EXERCISE DETAILS:
Go through the entries below and write each one out exactly.
DATASET start
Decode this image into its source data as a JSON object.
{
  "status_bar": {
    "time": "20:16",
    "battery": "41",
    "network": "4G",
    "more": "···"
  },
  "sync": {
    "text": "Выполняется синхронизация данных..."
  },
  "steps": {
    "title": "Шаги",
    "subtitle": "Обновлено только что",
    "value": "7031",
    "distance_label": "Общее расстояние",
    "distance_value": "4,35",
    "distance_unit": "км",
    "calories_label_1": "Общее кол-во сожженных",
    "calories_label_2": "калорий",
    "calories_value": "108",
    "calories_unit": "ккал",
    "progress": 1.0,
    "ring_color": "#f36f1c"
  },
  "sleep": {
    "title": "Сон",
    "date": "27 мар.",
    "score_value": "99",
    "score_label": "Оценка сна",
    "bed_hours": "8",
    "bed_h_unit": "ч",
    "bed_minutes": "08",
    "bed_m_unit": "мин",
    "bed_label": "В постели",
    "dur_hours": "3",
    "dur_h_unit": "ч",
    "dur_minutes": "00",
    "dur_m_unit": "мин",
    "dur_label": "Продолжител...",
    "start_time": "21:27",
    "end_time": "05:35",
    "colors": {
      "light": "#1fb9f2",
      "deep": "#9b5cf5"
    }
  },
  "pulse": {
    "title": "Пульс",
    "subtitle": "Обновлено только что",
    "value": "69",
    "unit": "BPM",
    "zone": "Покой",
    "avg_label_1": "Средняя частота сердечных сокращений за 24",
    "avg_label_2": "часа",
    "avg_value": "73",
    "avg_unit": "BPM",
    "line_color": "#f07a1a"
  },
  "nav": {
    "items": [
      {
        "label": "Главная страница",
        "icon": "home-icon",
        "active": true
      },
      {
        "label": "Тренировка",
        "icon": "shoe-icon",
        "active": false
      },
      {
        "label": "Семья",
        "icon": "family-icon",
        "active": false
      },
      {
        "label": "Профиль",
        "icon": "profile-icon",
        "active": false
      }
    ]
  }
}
DATASET end
RESULT OF THE EXERCISE:
Decode this image into its source data as a JSON object.
{
  "status_bar": {
    "time": "20:16",
    "battery": "41",
    "network": "4G",
    "more": "···"
  },
  "sync": {
    "text": "Выполняется синхронизация данных..."
  },
  "steps": {
    "title": "Шаги",
    "subtitle": "Обновлено только что",
    "value": "7031",
    "distance_label": "Общее расстояние",
    "distance_value": "4,35",
    "distance_unit": "км",
    "calories_label_1": "Общее кол-во сожженных",
    "calories_label_2": "калорий",
    "calories_value": "108",
    "calories_unit": "ккал",
    "progress": 1.0,
    "ring_color": "#f36f1c"
  },
  "sleep": {
    "title": "Сон",
    "date": "27 мар.",
    "score_value": "99",
    "score_label": "Оценка сна",
    "bed_hours": "8",
    "bed_h_unit": "ч",
    "bed_minutes": "08",
    "bed_m_unit": "мин",
    "bed_label": "В постели",
    "dur_hours": "3",
    "dur_h_unit": "ч",
    "dur_minutes": "00",
    "dur_m_unit": "мин",
    "dur_label": "Продолжител...",
    "start_time": "21:27",
    "end_time": "05:35",
    "colors": {
      "light": "#1fb9f2",
      "deep": "#9b5cf5"
    }
  },
  "pulse": {
    "title": "Пульс",
    "subtitle": "Обновлено только что",
    "value": "69",
    "unit": "BPM",
    "zone": "Покой",
    "avg_label_1": "Средняя частота сердечных сокращений за 24",
    "avg_label_2": "часа",
    "avg_value": "73",
    "avg_unit": "BPM",
    "line_color": "#f07a1a"
  },
  "nav": {
    "items": [
      {
        "label": "Главная страница",
        "icon": "home-icon",
        "active": true
      },
      {
        "label": "Тренировка",
        "icon": "shoe-icon",
        "active": false
      },
      {
        "label": "Семья",
        "icon": "family-icon",
        "active": false
      },
      {
        "label": "Профиль",
        "icon": "profile-icon",
        "active": false
      }
    ]
  }
}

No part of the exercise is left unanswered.